Find the lines holding the word "транспортировочных" and collect them.

### Stored rows:
________________________
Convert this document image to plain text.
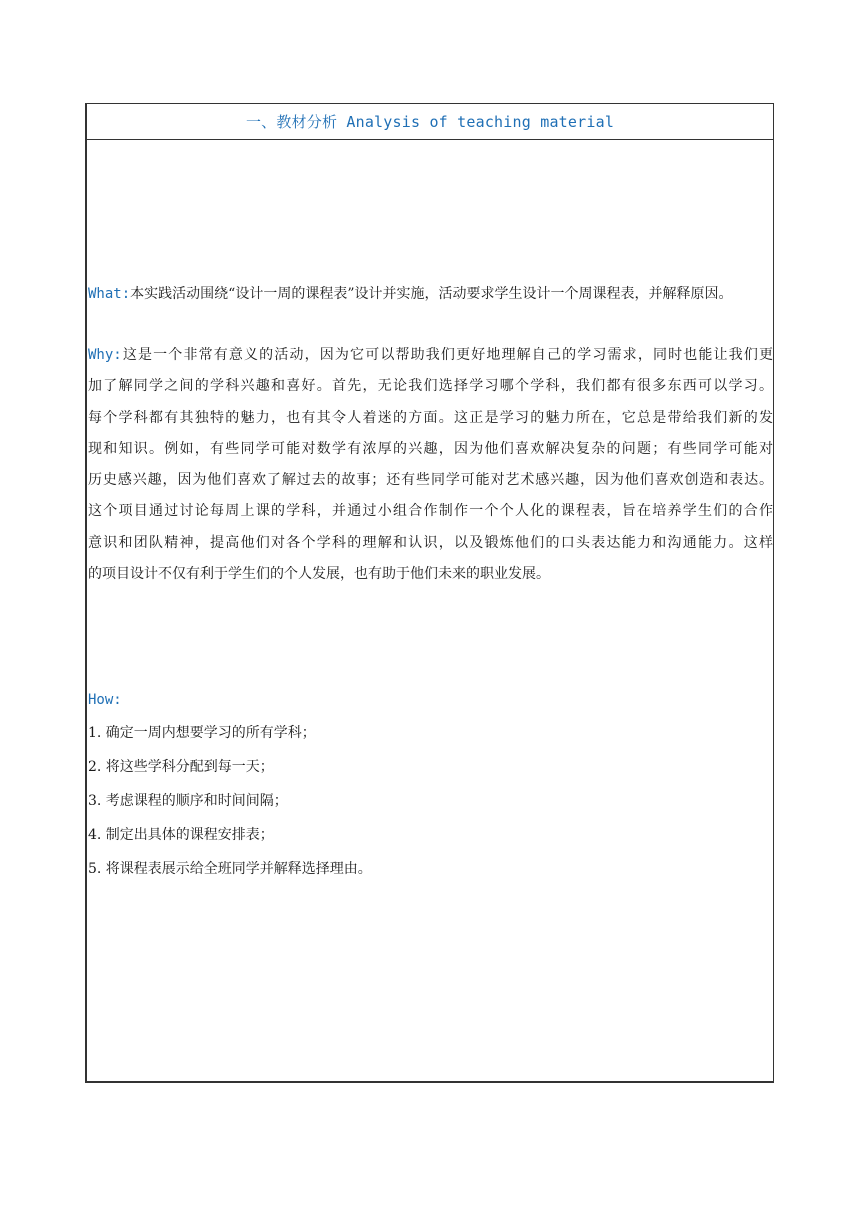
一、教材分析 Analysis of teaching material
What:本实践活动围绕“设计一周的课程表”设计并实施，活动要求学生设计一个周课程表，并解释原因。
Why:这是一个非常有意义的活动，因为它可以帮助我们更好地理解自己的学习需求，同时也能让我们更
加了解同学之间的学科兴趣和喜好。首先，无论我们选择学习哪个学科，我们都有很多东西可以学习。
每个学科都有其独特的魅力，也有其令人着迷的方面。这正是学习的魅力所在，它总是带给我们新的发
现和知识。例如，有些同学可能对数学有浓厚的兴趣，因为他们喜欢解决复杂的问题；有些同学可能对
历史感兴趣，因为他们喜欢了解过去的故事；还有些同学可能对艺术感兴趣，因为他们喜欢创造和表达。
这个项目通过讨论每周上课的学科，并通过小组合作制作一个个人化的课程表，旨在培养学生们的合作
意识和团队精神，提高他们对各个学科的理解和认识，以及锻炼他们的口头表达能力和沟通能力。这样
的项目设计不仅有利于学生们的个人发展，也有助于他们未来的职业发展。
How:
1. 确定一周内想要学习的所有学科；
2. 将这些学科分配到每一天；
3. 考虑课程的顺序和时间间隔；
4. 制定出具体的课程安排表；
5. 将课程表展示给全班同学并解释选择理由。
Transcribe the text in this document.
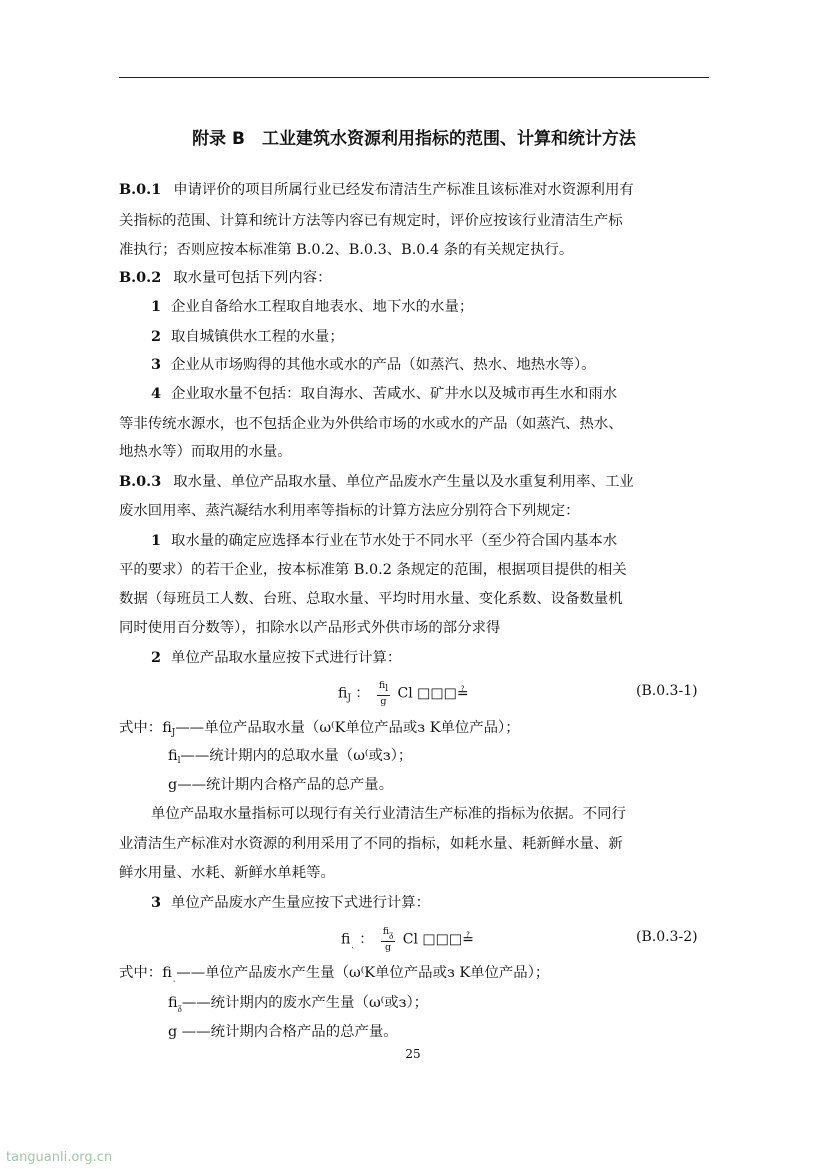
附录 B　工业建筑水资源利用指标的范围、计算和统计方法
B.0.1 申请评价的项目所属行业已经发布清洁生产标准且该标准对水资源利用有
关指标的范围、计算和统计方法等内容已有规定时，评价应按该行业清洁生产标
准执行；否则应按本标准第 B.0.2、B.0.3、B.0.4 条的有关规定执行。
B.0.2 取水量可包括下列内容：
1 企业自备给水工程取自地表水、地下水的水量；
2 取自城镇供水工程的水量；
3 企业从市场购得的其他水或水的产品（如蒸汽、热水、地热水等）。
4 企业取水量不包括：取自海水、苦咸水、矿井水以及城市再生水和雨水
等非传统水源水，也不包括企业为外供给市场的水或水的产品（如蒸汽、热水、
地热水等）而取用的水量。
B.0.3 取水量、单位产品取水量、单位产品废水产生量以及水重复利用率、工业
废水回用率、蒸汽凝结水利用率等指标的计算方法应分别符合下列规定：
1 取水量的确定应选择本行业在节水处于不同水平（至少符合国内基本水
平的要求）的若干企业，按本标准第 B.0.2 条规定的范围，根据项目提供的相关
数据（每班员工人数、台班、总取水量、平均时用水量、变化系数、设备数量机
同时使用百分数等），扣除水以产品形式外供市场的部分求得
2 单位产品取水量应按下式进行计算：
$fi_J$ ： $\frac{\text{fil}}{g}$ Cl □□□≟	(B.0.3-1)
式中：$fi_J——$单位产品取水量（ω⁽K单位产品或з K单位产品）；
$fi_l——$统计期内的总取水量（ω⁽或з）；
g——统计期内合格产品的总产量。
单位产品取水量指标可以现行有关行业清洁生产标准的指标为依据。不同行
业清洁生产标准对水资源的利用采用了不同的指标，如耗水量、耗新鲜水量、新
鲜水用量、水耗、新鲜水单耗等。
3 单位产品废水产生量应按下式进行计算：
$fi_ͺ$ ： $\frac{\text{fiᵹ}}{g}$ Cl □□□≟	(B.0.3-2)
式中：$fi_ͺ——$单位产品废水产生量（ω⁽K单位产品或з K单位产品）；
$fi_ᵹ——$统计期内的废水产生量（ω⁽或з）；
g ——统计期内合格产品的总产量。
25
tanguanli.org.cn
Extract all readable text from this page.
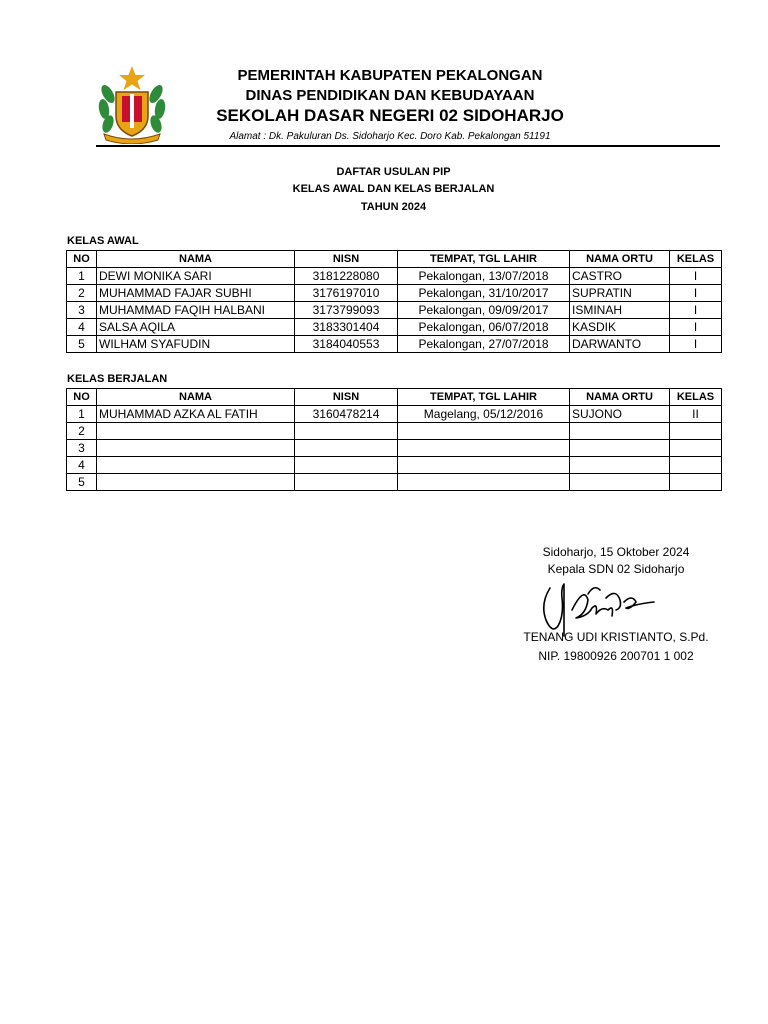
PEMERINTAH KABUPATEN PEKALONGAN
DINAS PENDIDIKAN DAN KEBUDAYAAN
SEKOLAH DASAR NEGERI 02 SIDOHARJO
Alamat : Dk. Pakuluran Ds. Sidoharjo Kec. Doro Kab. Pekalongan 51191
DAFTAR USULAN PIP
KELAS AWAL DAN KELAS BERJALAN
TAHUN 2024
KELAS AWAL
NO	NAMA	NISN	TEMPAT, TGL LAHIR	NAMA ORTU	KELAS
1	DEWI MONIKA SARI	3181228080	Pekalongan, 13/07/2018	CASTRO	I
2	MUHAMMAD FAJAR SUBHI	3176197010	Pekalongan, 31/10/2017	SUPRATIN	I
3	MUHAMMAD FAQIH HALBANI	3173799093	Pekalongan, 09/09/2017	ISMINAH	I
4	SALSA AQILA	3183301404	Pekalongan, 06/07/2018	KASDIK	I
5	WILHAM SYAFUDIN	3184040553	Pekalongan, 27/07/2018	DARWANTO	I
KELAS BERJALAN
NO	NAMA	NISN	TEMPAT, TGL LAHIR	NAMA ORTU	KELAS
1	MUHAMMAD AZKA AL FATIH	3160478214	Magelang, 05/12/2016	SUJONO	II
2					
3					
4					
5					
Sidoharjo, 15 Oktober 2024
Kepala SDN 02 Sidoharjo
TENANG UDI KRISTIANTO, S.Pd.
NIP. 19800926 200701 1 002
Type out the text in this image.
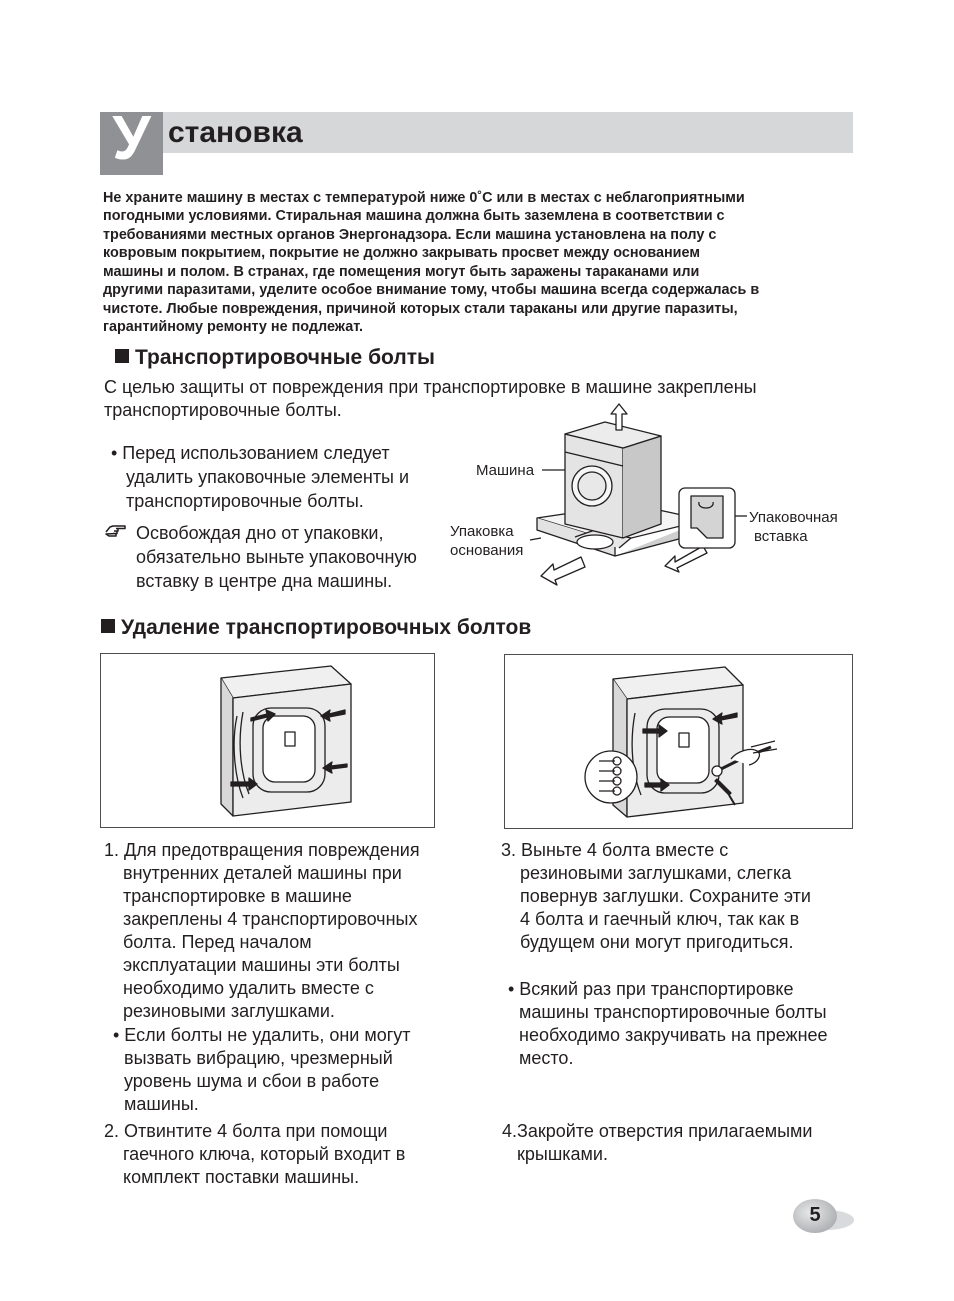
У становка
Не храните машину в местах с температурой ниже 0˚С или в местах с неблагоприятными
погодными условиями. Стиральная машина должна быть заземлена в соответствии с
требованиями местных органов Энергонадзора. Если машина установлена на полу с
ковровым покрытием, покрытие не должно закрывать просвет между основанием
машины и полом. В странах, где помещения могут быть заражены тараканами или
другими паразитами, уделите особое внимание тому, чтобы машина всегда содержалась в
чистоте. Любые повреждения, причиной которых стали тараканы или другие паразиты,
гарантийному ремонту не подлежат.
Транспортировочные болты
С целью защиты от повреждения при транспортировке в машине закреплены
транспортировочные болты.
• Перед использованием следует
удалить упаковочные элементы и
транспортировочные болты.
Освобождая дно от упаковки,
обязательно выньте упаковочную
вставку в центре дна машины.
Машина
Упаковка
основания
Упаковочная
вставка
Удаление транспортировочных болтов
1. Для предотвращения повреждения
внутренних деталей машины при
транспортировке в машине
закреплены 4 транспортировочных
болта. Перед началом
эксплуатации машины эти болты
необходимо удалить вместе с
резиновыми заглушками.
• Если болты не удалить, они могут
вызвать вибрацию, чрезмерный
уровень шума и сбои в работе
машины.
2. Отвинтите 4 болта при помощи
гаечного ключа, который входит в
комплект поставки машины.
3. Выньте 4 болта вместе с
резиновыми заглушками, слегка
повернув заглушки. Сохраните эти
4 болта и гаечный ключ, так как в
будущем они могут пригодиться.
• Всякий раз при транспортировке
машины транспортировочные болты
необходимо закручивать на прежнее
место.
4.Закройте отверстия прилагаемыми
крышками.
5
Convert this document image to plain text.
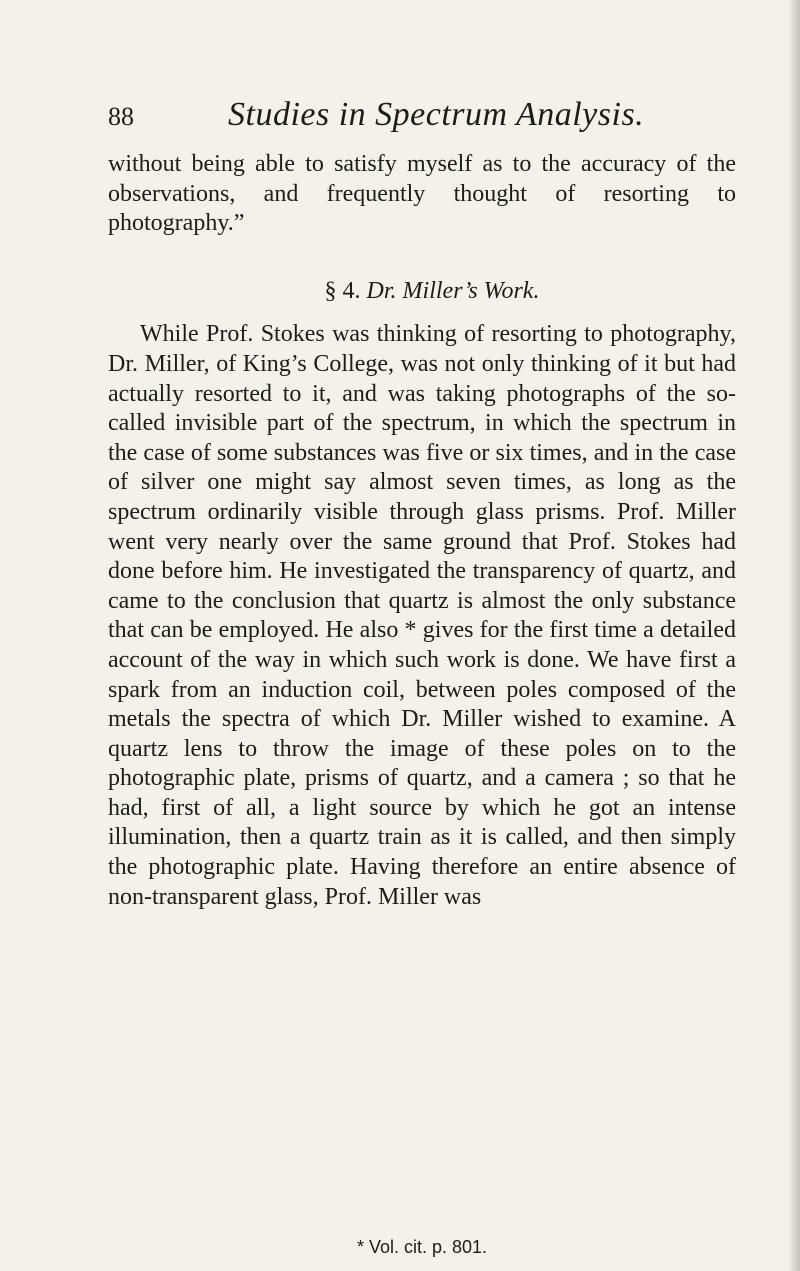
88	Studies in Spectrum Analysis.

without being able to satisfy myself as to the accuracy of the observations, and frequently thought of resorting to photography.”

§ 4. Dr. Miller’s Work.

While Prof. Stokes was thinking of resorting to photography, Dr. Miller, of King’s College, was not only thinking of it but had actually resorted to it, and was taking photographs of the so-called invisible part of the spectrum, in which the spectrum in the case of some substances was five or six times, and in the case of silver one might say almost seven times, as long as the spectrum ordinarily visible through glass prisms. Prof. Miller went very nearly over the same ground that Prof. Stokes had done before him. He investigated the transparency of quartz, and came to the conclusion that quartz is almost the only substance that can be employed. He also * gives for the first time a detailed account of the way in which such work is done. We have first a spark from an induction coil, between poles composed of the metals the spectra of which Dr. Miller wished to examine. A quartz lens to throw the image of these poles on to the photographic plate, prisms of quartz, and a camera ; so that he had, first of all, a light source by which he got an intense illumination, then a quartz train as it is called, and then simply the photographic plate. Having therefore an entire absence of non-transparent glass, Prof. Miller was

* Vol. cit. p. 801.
________________________
### Exercise response:
Удаление транспортировочных болтов
закреплены 4 транспортировочных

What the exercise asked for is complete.